═══ GIVEN RECORDS

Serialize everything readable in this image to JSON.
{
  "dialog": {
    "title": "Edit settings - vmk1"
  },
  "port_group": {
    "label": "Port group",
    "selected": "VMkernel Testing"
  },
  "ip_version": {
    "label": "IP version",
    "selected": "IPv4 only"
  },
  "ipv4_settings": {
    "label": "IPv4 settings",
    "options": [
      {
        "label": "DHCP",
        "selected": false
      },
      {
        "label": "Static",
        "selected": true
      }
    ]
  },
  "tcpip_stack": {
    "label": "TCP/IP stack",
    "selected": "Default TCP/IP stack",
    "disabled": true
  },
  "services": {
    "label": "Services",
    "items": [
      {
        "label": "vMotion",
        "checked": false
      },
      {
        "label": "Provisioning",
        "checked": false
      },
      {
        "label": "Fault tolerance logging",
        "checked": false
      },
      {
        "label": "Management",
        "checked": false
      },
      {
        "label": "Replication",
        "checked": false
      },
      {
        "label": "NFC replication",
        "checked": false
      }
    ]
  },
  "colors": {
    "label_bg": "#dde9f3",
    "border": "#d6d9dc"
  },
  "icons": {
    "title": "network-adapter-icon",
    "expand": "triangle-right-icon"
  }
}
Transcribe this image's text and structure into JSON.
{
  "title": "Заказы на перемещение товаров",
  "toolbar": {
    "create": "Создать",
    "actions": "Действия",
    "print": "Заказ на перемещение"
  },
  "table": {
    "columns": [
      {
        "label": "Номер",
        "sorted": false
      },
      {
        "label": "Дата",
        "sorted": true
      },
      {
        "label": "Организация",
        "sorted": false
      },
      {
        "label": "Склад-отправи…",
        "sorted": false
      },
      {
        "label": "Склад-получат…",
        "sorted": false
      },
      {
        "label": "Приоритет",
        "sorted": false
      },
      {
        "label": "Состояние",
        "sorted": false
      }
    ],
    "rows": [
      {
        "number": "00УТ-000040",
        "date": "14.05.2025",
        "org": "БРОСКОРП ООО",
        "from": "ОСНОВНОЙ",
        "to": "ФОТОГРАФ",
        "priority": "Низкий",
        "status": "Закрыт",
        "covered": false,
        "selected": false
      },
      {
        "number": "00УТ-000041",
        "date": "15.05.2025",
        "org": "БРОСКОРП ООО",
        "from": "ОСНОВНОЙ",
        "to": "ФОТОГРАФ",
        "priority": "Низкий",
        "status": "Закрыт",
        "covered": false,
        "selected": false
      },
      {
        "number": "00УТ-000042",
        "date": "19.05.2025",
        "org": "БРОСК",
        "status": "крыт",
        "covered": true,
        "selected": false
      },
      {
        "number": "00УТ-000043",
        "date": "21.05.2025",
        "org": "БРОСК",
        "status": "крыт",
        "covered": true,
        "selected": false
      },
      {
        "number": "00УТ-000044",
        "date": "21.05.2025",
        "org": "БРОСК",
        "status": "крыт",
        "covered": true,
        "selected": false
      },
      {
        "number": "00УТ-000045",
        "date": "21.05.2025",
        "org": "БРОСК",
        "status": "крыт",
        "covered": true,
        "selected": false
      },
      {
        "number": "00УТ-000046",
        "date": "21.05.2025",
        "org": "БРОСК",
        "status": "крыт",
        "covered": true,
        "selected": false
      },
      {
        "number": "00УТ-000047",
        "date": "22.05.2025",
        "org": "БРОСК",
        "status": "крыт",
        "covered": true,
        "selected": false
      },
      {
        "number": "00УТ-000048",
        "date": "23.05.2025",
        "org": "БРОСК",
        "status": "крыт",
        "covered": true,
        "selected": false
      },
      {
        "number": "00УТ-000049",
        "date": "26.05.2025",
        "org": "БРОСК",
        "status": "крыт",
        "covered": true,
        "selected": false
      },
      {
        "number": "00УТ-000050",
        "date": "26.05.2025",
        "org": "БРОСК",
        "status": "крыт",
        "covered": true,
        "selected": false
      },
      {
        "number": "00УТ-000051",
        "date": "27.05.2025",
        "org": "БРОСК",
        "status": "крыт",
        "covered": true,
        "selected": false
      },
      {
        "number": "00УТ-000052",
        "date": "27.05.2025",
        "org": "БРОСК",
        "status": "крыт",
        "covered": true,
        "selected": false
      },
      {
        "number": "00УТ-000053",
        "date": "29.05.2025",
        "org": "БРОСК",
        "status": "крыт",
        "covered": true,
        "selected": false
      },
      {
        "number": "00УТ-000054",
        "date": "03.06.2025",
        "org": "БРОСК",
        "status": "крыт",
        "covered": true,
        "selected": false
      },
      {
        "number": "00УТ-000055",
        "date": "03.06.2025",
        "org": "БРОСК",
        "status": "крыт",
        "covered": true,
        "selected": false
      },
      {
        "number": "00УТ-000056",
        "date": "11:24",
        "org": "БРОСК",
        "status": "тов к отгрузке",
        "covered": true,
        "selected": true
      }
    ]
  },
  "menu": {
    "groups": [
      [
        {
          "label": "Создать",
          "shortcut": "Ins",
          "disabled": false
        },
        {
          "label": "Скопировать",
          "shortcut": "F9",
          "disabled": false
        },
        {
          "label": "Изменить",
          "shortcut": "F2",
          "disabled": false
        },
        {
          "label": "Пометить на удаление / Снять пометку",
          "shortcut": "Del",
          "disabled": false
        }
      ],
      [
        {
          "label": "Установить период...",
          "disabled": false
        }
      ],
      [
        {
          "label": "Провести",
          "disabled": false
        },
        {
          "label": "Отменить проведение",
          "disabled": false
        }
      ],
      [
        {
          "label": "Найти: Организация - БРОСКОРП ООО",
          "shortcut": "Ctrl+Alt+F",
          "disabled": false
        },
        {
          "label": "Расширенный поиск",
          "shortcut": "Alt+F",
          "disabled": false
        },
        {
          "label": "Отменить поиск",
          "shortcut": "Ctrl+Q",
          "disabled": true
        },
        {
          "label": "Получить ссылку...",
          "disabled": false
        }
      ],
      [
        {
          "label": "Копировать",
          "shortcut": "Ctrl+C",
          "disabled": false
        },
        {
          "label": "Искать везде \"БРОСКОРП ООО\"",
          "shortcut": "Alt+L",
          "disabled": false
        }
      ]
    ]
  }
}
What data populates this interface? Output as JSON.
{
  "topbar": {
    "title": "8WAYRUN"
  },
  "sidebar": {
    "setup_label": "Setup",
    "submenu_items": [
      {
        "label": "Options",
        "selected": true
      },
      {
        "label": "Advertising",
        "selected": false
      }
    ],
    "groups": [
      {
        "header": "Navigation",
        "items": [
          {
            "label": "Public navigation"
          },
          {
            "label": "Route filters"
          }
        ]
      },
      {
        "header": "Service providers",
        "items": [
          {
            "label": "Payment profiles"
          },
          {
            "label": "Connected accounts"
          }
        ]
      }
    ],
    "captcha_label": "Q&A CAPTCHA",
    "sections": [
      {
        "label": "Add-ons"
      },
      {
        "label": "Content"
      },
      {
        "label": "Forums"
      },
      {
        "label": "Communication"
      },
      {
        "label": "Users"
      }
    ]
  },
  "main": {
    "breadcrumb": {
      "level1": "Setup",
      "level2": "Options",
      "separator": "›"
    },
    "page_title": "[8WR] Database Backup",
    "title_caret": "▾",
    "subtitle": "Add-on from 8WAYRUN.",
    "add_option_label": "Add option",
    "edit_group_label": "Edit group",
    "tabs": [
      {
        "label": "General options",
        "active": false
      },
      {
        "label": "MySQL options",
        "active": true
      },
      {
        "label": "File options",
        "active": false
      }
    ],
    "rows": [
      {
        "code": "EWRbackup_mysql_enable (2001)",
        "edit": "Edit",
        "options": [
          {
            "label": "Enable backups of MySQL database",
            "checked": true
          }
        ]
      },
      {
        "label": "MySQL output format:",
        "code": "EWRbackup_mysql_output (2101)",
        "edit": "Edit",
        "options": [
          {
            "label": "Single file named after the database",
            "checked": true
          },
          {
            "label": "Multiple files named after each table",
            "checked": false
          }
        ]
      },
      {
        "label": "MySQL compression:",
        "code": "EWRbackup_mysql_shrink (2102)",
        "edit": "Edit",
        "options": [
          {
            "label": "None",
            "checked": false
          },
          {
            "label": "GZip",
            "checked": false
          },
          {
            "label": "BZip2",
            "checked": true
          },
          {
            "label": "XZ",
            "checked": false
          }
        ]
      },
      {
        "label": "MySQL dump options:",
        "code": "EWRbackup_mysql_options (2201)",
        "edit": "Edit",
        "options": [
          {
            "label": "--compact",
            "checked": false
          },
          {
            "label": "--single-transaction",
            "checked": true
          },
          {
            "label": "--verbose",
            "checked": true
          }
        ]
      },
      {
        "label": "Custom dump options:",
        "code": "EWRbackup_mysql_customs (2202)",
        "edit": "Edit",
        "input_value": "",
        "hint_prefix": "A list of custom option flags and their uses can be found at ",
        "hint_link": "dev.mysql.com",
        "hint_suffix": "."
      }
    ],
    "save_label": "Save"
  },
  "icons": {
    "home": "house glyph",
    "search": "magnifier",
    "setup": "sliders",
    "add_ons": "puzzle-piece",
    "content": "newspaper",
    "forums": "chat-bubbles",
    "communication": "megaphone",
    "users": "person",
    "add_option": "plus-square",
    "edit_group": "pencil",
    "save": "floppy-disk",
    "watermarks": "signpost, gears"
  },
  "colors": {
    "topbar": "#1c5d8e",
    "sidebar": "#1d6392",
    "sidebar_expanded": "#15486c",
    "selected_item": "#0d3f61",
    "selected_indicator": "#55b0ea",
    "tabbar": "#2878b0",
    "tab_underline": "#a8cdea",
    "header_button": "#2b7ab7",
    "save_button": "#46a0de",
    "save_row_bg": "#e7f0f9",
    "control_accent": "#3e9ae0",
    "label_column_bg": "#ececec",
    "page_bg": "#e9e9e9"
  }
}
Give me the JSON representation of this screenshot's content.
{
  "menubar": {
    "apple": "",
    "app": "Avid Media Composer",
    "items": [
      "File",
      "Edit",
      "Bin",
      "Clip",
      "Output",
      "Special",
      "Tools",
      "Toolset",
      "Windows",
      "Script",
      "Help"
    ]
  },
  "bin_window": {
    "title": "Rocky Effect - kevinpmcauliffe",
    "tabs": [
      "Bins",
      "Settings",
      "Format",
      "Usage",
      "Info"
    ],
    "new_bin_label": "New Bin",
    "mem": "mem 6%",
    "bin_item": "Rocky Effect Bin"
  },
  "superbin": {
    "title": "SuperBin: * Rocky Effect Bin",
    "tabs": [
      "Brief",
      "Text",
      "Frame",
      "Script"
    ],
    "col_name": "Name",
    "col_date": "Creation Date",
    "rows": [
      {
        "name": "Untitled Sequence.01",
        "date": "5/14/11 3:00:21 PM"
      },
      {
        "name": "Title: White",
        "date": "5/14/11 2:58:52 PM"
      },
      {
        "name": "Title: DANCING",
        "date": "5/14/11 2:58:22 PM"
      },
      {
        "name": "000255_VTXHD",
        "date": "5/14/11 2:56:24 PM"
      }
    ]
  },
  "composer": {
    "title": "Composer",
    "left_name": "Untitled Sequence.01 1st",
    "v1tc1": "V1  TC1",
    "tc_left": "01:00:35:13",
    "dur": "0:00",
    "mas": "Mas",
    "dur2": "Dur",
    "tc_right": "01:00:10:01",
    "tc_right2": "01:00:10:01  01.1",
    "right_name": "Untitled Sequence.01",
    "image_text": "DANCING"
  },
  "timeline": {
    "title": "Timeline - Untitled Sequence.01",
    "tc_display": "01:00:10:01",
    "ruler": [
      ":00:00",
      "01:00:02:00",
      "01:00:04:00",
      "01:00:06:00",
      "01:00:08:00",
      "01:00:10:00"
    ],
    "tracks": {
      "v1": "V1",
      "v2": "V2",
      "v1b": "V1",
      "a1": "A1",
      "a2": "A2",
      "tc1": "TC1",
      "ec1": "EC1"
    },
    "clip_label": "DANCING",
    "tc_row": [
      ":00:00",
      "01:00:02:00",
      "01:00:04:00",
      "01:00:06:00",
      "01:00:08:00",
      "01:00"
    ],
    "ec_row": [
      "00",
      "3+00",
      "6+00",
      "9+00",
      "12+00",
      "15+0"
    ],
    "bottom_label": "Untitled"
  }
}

══════

EXERCISE: Look above for lines with the word "поиск" and copy them all.

ANSWER TO THIS EXERCISE:
          "label": "Расширенный поиск",
          "label": "Отменить поиск",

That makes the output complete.